## Description of the task
Return the records, each one exactly as written.

=== Input data ===

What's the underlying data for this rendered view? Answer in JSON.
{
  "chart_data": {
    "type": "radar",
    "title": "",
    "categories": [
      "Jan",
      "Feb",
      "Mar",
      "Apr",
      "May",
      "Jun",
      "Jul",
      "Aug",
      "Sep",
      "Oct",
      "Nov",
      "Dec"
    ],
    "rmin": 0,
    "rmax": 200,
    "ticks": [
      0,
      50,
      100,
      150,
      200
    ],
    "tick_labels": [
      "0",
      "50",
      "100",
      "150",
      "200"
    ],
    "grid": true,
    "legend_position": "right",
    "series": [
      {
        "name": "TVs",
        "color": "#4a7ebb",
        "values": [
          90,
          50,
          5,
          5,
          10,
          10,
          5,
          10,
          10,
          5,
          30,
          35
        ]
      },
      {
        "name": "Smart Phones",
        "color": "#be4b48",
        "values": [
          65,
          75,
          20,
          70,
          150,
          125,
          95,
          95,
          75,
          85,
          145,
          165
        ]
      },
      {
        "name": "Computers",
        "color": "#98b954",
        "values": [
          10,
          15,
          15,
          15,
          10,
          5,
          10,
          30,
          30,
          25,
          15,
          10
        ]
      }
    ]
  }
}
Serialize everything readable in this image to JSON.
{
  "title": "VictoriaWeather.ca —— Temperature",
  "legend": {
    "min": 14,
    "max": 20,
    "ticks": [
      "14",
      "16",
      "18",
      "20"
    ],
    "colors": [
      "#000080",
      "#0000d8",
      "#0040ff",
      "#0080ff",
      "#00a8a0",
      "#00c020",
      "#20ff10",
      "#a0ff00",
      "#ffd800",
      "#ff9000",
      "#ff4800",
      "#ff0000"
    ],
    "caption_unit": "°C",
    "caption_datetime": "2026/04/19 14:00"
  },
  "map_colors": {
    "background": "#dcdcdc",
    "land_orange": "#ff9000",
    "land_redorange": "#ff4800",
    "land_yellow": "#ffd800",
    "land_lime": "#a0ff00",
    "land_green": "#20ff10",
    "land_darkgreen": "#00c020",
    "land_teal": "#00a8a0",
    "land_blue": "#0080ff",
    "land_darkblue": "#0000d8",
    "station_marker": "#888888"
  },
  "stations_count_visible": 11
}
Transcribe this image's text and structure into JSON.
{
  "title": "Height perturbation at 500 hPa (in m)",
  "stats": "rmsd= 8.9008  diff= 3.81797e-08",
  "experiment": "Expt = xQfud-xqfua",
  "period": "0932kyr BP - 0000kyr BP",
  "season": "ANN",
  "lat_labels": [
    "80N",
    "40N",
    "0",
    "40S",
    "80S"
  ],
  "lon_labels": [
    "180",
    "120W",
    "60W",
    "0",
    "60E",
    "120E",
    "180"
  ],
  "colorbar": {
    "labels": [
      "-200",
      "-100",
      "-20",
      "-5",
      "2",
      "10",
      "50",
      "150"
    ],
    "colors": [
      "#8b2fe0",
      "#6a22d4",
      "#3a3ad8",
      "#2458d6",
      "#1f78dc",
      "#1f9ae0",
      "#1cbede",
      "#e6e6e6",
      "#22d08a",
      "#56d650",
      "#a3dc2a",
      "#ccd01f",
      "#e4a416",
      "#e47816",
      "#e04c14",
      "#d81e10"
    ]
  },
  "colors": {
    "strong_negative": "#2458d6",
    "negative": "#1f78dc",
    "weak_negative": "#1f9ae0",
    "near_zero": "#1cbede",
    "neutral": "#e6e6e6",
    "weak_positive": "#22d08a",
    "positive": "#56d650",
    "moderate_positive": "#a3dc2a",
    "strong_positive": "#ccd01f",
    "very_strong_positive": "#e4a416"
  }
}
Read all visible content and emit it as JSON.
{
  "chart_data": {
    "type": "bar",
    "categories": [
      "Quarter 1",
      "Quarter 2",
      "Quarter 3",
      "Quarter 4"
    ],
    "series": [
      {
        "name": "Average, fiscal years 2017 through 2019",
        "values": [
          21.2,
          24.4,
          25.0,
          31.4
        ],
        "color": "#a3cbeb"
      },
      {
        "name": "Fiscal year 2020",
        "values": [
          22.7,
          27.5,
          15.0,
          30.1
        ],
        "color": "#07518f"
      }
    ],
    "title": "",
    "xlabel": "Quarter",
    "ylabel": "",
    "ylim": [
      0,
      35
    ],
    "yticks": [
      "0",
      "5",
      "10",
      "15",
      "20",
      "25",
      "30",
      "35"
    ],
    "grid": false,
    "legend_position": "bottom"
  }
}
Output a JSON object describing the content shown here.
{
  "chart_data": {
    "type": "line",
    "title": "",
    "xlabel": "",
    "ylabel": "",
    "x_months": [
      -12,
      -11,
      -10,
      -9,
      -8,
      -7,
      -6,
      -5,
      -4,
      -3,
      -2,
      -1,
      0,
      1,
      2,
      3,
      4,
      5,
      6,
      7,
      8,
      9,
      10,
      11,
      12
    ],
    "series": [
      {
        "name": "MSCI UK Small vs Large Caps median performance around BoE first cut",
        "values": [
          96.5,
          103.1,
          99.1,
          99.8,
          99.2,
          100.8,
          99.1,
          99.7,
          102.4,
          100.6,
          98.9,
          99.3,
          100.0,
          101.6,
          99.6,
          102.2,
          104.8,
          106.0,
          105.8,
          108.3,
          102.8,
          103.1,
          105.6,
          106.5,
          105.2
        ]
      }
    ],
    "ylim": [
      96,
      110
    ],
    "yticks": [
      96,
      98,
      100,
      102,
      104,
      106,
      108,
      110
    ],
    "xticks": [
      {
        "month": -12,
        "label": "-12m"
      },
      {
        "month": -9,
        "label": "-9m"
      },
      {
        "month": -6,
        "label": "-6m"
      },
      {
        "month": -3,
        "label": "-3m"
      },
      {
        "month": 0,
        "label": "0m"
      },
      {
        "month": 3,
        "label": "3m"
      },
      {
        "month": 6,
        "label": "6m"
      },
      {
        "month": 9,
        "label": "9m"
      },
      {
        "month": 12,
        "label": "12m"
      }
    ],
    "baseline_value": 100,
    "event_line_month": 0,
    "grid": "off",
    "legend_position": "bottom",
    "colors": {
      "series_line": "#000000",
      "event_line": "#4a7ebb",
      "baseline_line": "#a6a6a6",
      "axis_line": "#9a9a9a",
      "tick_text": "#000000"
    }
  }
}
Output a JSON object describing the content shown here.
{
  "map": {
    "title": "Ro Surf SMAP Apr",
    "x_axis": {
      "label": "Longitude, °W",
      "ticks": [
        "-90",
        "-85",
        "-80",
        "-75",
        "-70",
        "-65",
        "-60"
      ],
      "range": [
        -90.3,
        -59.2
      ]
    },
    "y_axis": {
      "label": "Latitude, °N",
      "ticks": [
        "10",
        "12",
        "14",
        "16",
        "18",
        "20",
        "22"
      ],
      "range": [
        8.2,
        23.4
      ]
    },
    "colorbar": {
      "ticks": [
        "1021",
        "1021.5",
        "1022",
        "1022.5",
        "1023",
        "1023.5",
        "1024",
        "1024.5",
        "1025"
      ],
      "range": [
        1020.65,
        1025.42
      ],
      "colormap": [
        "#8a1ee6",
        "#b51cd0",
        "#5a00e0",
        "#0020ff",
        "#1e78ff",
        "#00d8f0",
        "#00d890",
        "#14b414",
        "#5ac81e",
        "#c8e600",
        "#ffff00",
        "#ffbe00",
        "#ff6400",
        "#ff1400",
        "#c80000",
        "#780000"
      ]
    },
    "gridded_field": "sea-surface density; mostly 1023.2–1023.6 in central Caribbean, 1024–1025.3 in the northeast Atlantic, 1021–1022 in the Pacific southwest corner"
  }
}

===

## Problem solution
What's the underlying data for this rendered view? Answer in JSON.
{
  "chart_data": {
    "type": "radar",
    "title": "",
    "categories": [
      "Jan",
      "Feb",
      "Mar",
      "Apr",
      "May",
      "Jun",
      "Jul",
      "Aug",
      "Sep",
      "Oct",
      "Nov",
      "Dec"
    ],
    "rmin": 0,
    "rmax": 200,
    "ticks": [
      0,
      50,
      100,
      150,
      200
    ],
    "tick_labels": [
      "0",
      "50",
      "100",
      "150",
      "200"
    ],
    "grid": true,
    "legend_position": "right",
    "series": [
      {
        "name": "TVs",
        "color": "#4a7ebb",
        "values": [
          90,
          50,
          5,
          5,
          10,
          10,
          5,
          10,
          10,
          5,
          30,
          35
        ]
      },
      {
        "name": "Smart Phones",
        "color": "#be4b48",
        "values": [
          65,
          75,
          20,
          70,
          150,
          125,
          95,
          95,
          75,
          85,
          145,
          165
        ]
      },
      {
        "name": "Computers",
        "color": "#98b954",
        "values": [
          10,
          15,
          15,
          15,
          10,
          5,
          10,
          30,
          30,
          25,
          15,
          10
        ]
      }
    ]
  }
}
Serialize everything readable in this image to JSON.
{
  "title": "VictoriaWeather.ca —— Temperature",
  "legend": {
    "min": 14,
    "max": 20,
    "ticks": [
      "14",
      "16",
      "18",
      "20"
    ],
    "colors": [
      "#000080",
      "#0000d8",
      "#0040ff",
      "#0080ff",
      "#00a8a0",
      "#00c020",
      "#20ff10",
      "#a0ff00",
      "#ffd800",
      "#ff9000",
      "#ff4800",
      "#ff0000"
    ],
    "caption_unit": "°C",
    "caption_datetime": "2026/04/19 14:00"
  },
  "map_colors": {
    "background": "#dcdcdc",
    "land_orange": "#ff9000",
    "land_redorange": "#ff4800",
    "land_yellow": "#ffd800",
    "land_lime": "#a0ff00",
    "land_green": "#20ff10",
    "land_darkgreen": "#00c020",
    "land_teal": "#00a8a0",
    "land_blue": "#0080ff",
    "land_darkblue": "#0000d8",
    "station_marker": "#888888"
  },
  "stations_count_visible": 11
}
Transcribe this image's text and structure into JSON.
{
  "title": "Height perturbation at 500 hPa (in m)",
  "stats": "rmsd= 8.9008  diff= 3.81797e-08",
  "experiment": "Expt = xQfud-xqfua",
  "period": "0932kyr BP - 0000kyr BP",
  "season": "ANN",
  "lat_labels": [
    "80N",
    "40N",
    "0",
    "40S",
    "80S"
  ],
  "lon_labels": [
    "180",
    "120W",
    "60W",
    "0",
    "60E",
    "120E",
    "180"
  ],
  "colorbar": {
    "labels": [
      "-200",
      "-100",
      "-20",
      "-5",
      "2",
      "10",
      "50",
      "150"
    ],
    "colors": [
      "#8b2fe0",
      "#6a22d4",
      "#3a3ad8",
      "#2458d6",
      "#1f78dc",
      "#1f9ae0",
      "#1cbede",
      "#e6e6e6",
      "#22d08a",
      "#56d650",
      "#a3dc2a",
      "#ccd01f",
      "#e4a416",
      "#e47816",
      "#e04c14",
      "#d81e10"
    ]
  },
  "colors": {
    "strong_negative": "#2458d6",
    "negative": "#1f78dc",
    "weak_negative": "#1f9ae0",
    "near_zero": "#1cbede",
    "neutral": "#e6e6e6",
    "weak_positive": "#22d08a",
    "positive": "#56d650",
    "moderate_positive": "#a3dc2a",
    "strong_positive": "#ccd01f",
    "very_strong_positive": "#e4a416"
  }
}
Read all visible content and emit it as JSON.
{
  "chart_data": {
    "type": "bar",
    "categories": [
      "Quarter 1",
      "Quarter 2",
      "Quarter 3",
      "Quarter 4"
    ],
    "series": [
      {
        "name": "Average, fiscal years 2017 through 2019",
        "values": [
          21.2,
          24.4,
          25.0,
          31.4
        ],
        "color": "#a3cbeb"
      },
      {
        "name": "Fiscal year 2020",
        "values": [
          22.7,
          27.5,
          15.0,
          30.1
        ],
        "color": "#07518f"
      }
    ],
    "title": "",
    "xlabel": "Quarter",
    "ylabel": "",
    "ylim": [
      0,
      35
    ],
    "yticks": [
      "0",
      "5",
      "10",
      "15",
      "20",
      "25",
      "30",
      "35"
    ],
    "grid": false,
    "legend_position": "bottom"
  }
}
Output a JSON object describing the content shown here.
{
  "chart_data": {
    "type": "line",
    "title": "",
    "xlabel": "",
    "ylabel": "",
    "x_months": [
      -12,
      -11,
      -10,
      -9,
      -8,
      -7,
      -6,
      -5,
      -4,
      -3,
      -2,
      -1,
      0,
      1,
      2,
      3,
      4,
      5,
      6,
      7,
      8,
      9,
      10,
      11,
      12
    ],
    "series": [
      {
        "name": "MSCI UK Small vs Large Caps median performance around BoE first cut",
        "values": [
          96.5,
          103.1,
          99.1,
          99.8,
          99.2,
          100.8,
          99.1,
          99.7,
          102.4,
          100.6,
          98.9,
          99.3,
          100.0,
          101.6,
          99.6,
          102.2,
          104.8,
          106.0,
          105.8,
          108.3,
          102.8,
          103.1,
          105.6,
          106.5,
          105.2
        ]
      }
    ],
    "ylim": [
      96,
      110
    ],
    "yticks": [
      96,
      98,
      100,
      102,
      104,
      106,
      108,
      110
    ],
    "xticks": [
      {
        "month": -12,
        "label": "-12m"
      },
      {
        "month": -9,
        "label": "-9m"
      },
      {
        "month": -6,
        "label": "-6m"
      },
      {
        "month": -3,
        "label": "-3m"
      },
      {
        "month": 0,
        "label": "0m"
      },
      {
        "month": 3,
        "label": "3m"
      },
      {
        "month": 6,
        "label": "6m"
      },
      {
        "month": 9,
        "label": "9m"
      },
      {
        "month": 12,
        "label": "12m"
      }
    ],
    "baseline_value": 100,
    "event_line_month": 0,
    "grid": "off",
    "legend_position": "bottom",
    "colors": {
      "series_line": "#000000",
      "event_line": "#4a7ebb",
      "baseline_line": "#a6a6a6",
      "axis_line": "#9a9a9a",
      "tick_text": "#000000"
    }
  }
}
Output a JSON object describing the content shown here.
{
  "map": {
    "title": "Ro Surf SMAP Apr",
    "x_axis": {
      "label": "Longitude, °W",
      "ticks": [
        "-90",
        "-85",
        "-80",
        "-75",
        "-70",
        "-65",
        "-60"
      ],
      "range": [
        -90.3,
        -59.2
      ]
    },
    "y_axis": {
      "label": "Latitude, °N",
      "ticks": [
        "10",
        "12",
        "14",
        "16",
        "18",
        "20",
        "22"
      ],
      "range": [
        8.2,
        23.4
      ]
    },
    "colorbar": {
      "ticks": [
        "1021",
        "1021.5",
        "1022",
        "1022.5",
        "1023",
        "1023.5",
        "1024",
        "1024.5",
        "1025"
      ],
      "range": [
        1020.65,
        1025.42
      ],
      "colormap": [
        "#8a1ee6",
        "#b51cd0",
        "#5a00e0",
        "#0020ff",
        "#1e78ff",
        "#00d8f0",
        "#00d890",
        "#14b414",
        "#5ac81e",
        "#c8e600",
        "#ffff00",
        "#ffbe00",
        "#ff6400",
        "#ff1400",
        "#c80000",
        "#780000"
      ]
    },
    "gridded_field": "sea-surface density; mostly 1023.2–1023.6 in central Caribbean, 1024–1025.3 in the northeast Atlantic, 1021–1022 in the Pacific southwest corner"
  }
}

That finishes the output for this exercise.